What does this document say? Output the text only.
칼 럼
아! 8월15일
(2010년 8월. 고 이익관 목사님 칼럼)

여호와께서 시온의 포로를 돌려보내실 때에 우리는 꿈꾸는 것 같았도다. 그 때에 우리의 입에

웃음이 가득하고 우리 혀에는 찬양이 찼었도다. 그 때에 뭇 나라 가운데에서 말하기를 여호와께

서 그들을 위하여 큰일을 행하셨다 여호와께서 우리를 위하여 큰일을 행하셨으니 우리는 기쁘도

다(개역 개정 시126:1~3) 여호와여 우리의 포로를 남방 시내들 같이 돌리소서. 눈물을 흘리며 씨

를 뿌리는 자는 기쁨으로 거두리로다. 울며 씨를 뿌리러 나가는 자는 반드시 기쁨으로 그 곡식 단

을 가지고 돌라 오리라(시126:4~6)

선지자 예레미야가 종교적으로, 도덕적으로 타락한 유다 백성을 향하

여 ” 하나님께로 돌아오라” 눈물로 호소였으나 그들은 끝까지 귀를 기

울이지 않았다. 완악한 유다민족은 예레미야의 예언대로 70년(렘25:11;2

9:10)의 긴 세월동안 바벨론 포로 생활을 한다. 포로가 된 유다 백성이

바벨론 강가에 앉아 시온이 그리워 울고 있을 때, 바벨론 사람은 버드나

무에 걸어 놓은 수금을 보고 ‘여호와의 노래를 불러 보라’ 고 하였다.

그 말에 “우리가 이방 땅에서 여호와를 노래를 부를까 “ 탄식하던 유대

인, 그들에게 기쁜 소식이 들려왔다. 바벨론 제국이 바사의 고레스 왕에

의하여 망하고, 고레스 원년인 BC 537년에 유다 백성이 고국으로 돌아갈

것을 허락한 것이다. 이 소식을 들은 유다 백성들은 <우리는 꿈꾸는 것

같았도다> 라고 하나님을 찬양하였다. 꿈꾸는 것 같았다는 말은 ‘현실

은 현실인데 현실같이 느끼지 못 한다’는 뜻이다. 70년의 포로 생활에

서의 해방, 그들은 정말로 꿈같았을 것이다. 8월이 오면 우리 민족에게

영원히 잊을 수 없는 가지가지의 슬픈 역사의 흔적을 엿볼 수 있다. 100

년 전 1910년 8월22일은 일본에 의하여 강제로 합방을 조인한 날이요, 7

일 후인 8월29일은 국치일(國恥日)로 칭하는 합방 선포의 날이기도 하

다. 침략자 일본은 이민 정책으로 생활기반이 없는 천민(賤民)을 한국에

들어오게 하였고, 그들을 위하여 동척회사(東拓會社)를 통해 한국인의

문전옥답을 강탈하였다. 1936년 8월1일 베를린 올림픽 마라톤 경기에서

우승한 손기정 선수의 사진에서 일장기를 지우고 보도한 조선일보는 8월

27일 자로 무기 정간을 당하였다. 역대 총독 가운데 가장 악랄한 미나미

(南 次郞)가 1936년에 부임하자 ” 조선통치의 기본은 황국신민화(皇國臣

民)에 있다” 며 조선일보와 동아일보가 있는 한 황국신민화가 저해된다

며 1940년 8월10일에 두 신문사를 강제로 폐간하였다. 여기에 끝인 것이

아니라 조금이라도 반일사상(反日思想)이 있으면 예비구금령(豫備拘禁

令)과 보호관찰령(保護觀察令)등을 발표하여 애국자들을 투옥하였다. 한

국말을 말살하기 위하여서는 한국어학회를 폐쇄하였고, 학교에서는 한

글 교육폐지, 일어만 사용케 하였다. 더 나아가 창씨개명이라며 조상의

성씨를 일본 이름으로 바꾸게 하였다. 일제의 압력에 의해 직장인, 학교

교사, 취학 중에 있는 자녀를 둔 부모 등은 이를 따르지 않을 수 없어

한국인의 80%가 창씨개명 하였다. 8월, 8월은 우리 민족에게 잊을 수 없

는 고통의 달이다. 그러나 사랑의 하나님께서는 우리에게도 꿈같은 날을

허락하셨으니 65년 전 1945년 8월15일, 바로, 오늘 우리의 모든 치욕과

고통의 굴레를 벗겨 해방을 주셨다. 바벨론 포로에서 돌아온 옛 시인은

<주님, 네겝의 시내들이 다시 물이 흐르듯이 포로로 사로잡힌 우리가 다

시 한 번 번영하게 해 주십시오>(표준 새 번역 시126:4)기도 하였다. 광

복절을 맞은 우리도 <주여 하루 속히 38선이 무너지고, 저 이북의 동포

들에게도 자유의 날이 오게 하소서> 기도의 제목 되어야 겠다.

○ ○ ○ ○ ○

Your task –
Repeat all the entries exactly as given.

Exercise output –
What does this document say? Output the text only.
칼 럼
아! 8월15일
(2010년 8월. 고 이익관 목사님 칼럼)

여호와께서 시온의 포로를 돌려보내실 때에 우리는 꿈꾸는 것 같았도다. 그 때에 우리의 입에

웃음이 가득하고 우리 혀에는 찬양이 찼었도다. 그 때에 뭇 나라 가운데에서 말하기를 여호와께

서 그들을 위하여 큰일을 행하셨다 여호와께서 우리를 위하여 큰일을 행하셨으니 우리는 기쁘도

다(개역 개정 시126:1~3) 여호와여 우리의 포로를 남방 시내들 같이 돌리소서. 눈물을 흘리며 씨

를 뿌리는 자는 기쁨으로 거두리로다. 울며 씨를 뿌리러 나가는 자는 반드시 기쁨으로 그 곡식 단

을 가지고 돌라 오리라(시126:4~6)

선지자 예레미야가 종교적으로, 도덕적으로 타락한 유다 백성을 향하

여 ” 하나님께로 돌아오라” 눈물로 호소였으나 그들은 끝까지 귀를 기

울이지 않았다. 완악한 유다민족은 예레미야의 예언대로 70년(렘25:11;2

9:10)의 긴 세월동안 바벨론 포로 생활을 한다. 포로가 된 유다 백성이

바벨론 강가에 앉아 시온이 그리워 울고 있을 때, 바벨론 사람은 버드나

무에 걸어 놓은 수금을 보고 ‘여호와의 노래를 불러 보라’ 고 하였다.

그 말에 “우리가 이방 땅에서 여호와를 노래를 부를까 “ 탄식하던 유대

인, 그들에게 기쁜 소식이 들려왔다. 바벨론 제국이 바사의 고레스 왕에

의하여 망하고, 고레스 원년인 BC 537년에 유다 백성이 고국으로 돌아갈

것을 허락한 것이다. 이 소식을 들은 유다 백성들은 <우리는 꿈꾸는 것

같았도다> 라고 하나님을 찬양하였다. 꿈꾸는 것 같았다는 말은 ‘현실

은 현실인데 현실같이 느끼지 못 한다’는 뜻이다. 70년의 포로 생활에

서의 해방, 그들은 정말로 꿈같았을 것이다. 8월이 오면 우리 민족에게

영원히 잊을 수 없는 가지가지의 슬픈 역사의 흔적을 엿볼 수 있다. 100

년 전 1910년 8월22일은 일본에 의하여 강제로 합방을 조인한 날이요, 7

일 후인 8월29일은 국치일(國恥日)로 칭하는 합방 선포의 날이기도 하

다. 침략자 일본은 이민 정책으로 생활기반이 없는 천민(賤民)을 한국에

들어오게 하였고, 그들을 위하여 동척회사(東拓會社)를 통해 한국인의

문전옥답을 강탈하였다. 1936년 8월1일 베를린 올림픽 마라톤 경기에서

우승한 손기정 선수의 사진에서 일장기를 지우고 보도한 조선일보는 8월

27일 자로 무기 정간을 당하였다. 역대 총독 가운데 가장 악랄한 미나미

(南 次郞)가 1936년에 부임하자 ” 조선통치의 기본은 황국신민화(皇國臣

民)에 있다” 며 조선일보와 동아일보가 있는 한 황국신민화가 저해된다

며 1940년 8월10일에 두 신문사를 강제로 폐간하였다. 여기에 끝인 것이

아니라 조금이라도 반일사상(反日思想)이 있으면 예비구금령(豫備拘禁

令)과 보호관찰령(保護觀察令)등을 발표하여 애국자들을 투옥하였다. 한

국말을 말살하기 위하여서는 한국어학회를 폐쇄하였고, 학교에서는 한

글 교육폐지, 일어만 사용케 하였다. 더 나아가 창씨개명이라며 조상의

성씨를 일본 이름으로 바꾸게 하였다. 일제의 압력에 의해 직장인, 학교

교사, 취학 중에 있는 자녀를 둔 부모 등은 이를 따르지 않을 수 없어

한국인의 80%가 창씨개명 하였다. 8월, 8월은 우리 민족에게 잊을 수 없

는 고통의 달이다. 그러나 사랑의 하나님께서는 우리에게도 꿈같은 날을

허락하셨으니 65년 전 1945년 8월15일, 바로, 오늘 우리의 모든 치욕과

고통의 굴레를 벗겨 해방을 주셨다. 바벨론 포로에서 돌아온 옛 시인은

<주님, 네겝의 시내들이 다시 물이 흐르듯이 포로로 사로잡힌 우리가 다

시 한 번 번영하게 해 주십시오>(표준 새 번역 시126:4)기도 하였다. 광

복절을 맞은 우리도 <주여 하루 속히 38선이 무너지고, 저 이북의 동포

들에게도 자유의 날이 오게 하소서> 기도의 제목 되어야 겠다.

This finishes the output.